▶
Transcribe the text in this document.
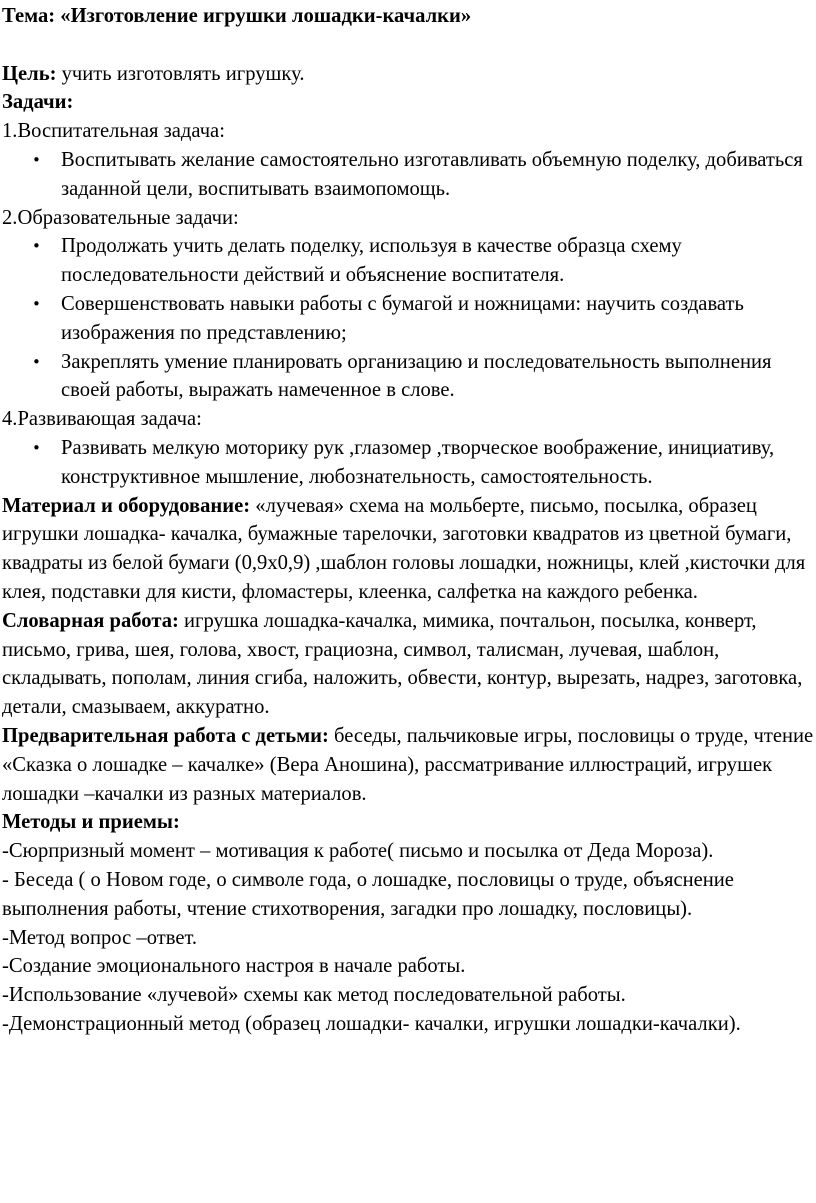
Тема: «Изготовление игрушки лошадки-качалки»

Цель: учить изготовлять игрушку.

Задачи:

1.Воспитательная задача:

• Воспитывать желание самостоятельно изготавливать объемную поделку, добиваться заданной цели, воспитывать взаимопомощь.

2.Образовательные задачи:

• Продолжать учить делать поделку, используя в качестве образца схему последовательности действий и объяснение воспитателя.
• Совершенствовать навыки работы с бумагой и ножницами: научить создавать изображения по представлению;
• Закреплять умение планировать организацию и последовательность выполнения своей работы, выражать намеченное в слове.

4.Развивающая задача:

• Развивать мелкую моторику рук ,глазомер ,творческое воображение, инициативу, конструктивное мышление, любознательность, самостоятельность.

Материал и оборудование: «лучевая» схема на мольберте, письмо, посылка, образец игрушки лошадка- качалка, бумажные тарелочки, заготовки квадратов из цветной бумаги, квадраты из белой бумаги (0,9х0,9) ,шаблон головы лошадки, ножницы, клей ,кисточки для клея, подставки для кисти, фломастеры, клеенка, салфетка на каждого ребенка.

Словарная работа: игрушка лошадка-качалка, мимика, почтальон, посылка, конверт, письмо, грива, шея, голова, хвост, грациозна, символ, талисман, лучевая, шаблон, складывать, пополам, линия сгиба, наложить, обвести, контур, вырезать, надрез, заготовка, детали, смазываем, аккуратно.

Предварительная работа с детьми: беседы, пальчиковые игры, пословицы о труде, чтение «Сказка о лошадке – качалке» (Вера Аношина), рассматривание иллюстраций, игрушек лошадки –качалки из разных материалов.

Методы и приемы:

-Сюрпризный момент – мотивация к работе( письмо и посылка от Деда Мороза).

- Беседа ( о Новом годе, о символе года, о лошадке, пословицы о труде, объяснение выполнения работы, чтение стихотворения, загадки про лошадку, пословицы).

-Метод вопрос –ответ.

-Создание эмоционального настроя в начале работы.

-Использование «лучевой» схемы как метод последовательной работы.

-Демонстрационный метод (образец лошадки- качалки, игрушки лошадки-качалки).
◀
Given exercise
Without the pictures, print the records in full, exactly as they appear.

Task output
Transcribe the text in this document.
Тема: «Изготовление игрушки лошадки-качалки»

Цель: учить изготовлять игрушку.

Задачи:

1.Воспитательная задача:

• Воспитывать желание самостоятельно изготавливать объемную поделку, добиваться заданной цели, воспитывать взаимопомощь.

2.Образовательные задачи:

• Продолжать учить делать поделку, используя в качестве образца схему последовательности действий и объяснение воспитателя.
• Совершенствовать навыки работы с бумагой и ножницами: научить создавать изображения по представлению;
• Закреплять умение планировать организацию и последовательность выполнения своей работы, выражать намеченное в слове.

4.Развивающая задача:

• Развивать мелкую моторику рук ,глазомер ,творческое воображение, инициативу, конструктивное мышление, любознательность, самостоятельность.

Материал и оборудование: «лучевая» схема на мольберте, письмо, посылка, образец игрушки лошадка- качалка, бумажные тарелочки, заготовки квадратов из цветной бумаги, квадраты из белой бумаги (0,9х0,9) ,шаблон головы лошадки, ножницы, клей ,кисточки для клея, подставки для кисти, фломастеры, клеенка, салфетка на каждого ребенка.

Словарная работа: игрушка лошадка-качалка, мимика, почтальон, посылка, конверт, письмо, грива, шея, голова, хвост, грациозна, символ, талисман, лучевая, шаблон, складывать, пополам, линия сгиба, наложить, обвести, контур, вырезать, надрез, заготовка, детали, смазываем, аккуратно.

Предварительная работа с детьми: беседы, пальчиковые игры, пословицы о труде, чтение «Сказка о лошадке – качалке» (Вера Аношина), рассматривание иллюстраций, игрушек лошадки –качалки из разных материалов.

Методы и приемы:

-Сюрпризный момент – мотивация к работе( письмо и посылка от Деда Мороза).

- Беседа ( о Новом годе, о символе года, о лошадке, пословицы о труде, объяснение выполнения работы, чтение стихотворения, загадки про лошадку, пословицы).

-Метод вопрос –ответ.

-Создание эмоционального настроя в начале работы.

-Использование «лучевой» схемы как метод последовательной работы.

-Демонстрационный метод (образец лошадки- качалки, игрушки лошадки-качалки).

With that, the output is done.